• _BRIEF_
Every line holding the string "climate" should be gathered.
[BEGIN RECORDS PROVIDED]
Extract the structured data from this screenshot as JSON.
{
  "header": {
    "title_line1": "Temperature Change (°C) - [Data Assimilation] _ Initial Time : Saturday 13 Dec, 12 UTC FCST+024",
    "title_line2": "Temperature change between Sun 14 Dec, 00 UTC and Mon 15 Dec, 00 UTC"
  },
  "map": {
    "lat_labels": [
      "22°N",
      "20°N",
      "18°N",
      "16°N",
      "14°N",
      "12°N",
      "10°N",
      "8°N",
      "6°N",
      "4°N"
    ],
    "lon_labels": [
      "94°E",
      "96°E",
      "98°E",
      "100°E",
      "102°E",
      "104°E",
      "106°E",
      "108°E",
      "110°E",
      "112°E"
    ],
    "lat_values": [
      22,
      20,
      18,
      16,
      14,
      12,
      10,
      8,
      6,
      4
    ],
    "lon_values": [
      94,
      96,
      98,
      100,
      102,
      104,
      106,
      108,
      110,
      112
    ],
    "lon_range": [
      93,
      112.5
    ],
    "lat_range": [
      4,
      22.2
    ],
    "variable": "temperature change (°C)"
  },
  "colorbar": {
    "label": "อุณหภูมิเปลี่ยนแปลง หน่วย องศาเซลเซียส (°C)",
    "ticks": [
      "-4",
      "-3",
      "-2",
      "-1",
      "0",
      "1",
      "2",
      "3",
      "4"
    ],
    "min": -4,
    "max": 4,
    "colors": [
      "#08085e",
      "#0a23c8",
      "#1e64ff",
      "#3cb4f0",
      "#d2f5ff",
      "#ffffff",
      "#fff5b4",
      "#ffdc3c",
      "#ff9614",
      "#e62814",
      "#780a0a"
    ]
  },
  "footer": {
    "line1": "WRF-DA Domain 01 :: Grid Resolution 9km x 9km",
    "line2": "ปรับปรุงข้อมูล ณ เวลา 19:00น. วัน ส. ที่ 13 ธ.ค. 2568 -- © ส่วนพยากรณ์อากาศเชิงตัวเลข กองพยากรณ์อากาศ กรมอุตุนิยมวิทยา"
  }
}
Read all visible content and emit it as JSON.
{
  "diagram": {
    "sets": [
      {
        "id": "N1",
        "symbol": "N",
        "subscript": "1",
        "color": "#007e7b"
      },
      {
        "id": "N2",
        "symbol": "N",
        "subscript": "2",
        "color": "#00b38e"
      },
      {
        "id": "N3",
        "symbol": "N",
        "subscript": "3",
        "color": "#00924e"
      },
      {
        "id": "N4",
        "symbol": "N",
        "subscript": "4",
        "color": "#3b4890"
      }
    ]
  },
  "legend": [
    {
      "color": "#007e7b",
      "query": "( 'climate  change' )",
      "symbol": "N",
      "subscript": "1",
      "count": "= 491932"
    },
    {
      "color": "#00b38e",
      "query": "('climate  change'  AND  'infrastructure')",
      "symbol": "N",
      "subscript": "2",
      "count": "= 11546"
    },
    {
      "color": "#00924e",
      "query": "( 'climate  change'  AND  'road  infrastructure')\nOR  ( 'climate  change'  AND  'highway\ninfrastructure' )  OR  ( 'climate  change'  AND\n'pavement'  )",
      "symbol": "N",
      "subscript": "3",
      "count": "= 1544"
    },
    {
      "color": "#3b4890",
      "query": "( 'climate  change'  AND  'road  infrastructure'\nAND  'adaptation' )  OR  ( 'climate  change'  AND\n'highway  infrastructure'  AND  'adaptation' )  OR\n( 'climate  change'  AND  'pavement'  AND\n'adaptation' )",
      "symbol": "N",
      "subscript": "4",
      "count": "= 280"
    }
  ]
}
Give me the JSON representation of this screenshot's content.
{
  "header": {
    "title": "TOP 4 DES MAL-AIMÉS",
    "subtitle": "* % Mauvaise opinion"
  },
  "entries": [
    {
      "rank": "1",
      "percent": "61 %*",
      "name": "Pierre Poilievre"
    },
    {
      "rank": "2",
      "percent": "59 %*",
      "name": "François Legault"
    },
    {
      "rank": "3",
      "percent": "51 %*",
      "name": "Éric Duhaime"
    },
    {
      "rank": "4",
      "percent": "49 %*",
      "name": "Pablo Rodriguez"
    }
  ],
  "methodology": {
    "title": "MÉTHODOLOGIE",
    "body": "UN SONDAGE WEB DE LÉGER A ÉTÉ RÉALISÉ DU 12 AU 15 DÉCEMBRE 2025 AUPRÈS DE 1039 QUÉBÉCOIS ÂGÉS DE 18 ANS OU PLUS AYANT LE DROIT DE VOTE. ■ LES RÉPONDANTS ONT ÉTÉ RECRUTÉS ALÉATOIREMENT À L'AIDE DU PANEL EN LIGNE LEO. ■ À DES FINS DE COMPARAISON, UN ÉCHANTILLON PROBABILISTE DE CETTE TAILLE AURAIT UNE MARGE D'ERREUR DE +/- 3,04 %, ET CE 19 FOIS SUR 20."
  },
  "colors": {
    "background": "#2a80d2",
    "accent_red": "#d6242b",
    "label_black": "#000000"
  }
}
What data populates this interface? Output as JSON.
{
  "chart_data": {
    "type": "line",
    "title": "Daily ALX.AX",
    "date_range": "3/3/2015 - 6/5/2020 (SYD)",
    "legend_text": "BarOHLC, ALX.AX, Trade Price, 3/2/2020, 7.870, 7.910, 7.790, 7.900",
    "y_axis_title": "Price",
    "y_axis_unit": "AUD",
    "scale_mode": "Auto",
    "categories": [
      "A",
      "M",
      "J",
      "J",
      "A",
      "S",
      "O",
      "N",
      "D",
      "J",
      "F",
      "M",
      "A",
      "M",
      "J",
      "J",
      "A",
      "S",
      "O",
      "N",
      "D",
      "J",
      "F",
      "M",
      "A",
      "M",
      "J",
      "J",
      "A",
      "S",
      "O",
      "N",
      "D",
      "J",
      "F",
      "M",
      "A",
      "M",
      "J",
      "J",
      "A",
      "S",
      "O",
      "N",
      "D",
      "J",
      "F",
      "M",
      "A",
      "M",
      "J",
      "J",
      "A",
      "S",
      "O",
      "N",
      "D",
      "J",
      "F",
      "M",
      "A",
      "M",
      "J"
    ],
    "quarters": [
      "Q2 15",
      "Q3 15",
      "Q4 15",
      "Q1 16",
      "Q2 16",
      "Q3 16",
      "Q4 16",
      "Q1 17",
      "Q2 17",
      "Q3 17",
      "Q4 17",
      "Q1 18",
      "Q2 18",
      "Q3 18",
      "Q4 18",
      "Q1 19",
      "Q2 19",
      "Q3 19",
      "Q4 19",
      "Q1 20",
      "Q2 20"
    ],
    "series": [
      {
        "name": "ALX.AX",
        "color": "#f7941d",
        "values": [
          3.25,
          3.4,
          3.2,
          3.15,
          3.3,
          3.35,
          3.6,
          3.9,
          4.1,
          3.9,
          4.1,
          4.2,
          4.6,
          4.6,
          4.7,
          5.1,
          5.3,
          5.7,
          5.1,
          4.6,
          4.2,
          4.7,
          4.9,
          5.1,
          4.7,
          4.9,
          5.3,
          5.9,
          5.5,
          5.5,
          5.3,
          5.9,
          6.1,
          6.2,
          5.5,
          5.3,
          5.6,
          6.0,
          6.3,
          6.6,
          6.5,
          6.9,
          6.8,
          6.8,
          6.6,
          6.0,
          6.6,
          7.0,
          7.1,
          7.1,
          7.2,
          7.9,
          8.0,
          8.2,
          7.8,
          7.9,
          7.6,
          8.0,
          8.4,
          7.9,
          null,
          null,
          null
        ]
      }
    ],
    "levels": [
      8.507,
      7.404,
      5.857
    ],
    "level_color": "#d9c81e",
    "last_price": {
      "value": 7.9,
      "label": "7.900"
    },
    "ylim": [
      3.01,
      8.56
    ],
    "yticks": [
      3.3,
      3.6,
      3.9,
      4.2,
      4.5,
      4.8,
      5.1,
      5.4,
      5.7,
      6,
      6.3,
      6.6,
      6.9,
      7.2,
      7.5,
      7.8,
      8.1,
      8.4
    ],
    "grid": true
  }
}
[END RECORDS PROVIDED]
• _SOLVED EXERCISE_
      "query": "( 'climate  change' )",
      "query": "('climate  change'  AND  'infrastructure')",
      "query": "( 'climate  change'  AND  'road  infrastructure')\nOR  ( 'climate  change'  AND  'highway\ninfrastructure' )  OR  ( 'climate  change'  AND\n'pavement'  )",
      "query": "( 'climate  change'  AND  'road  infrastructure'\nAND  'adaptation' )  OR  ( 'climate  change'  AND\n'highway  infrastructure'  AND  'adaptation' )  OR\n( 'climate  change'  AND  'pavement'  AND\n'adaptation' )",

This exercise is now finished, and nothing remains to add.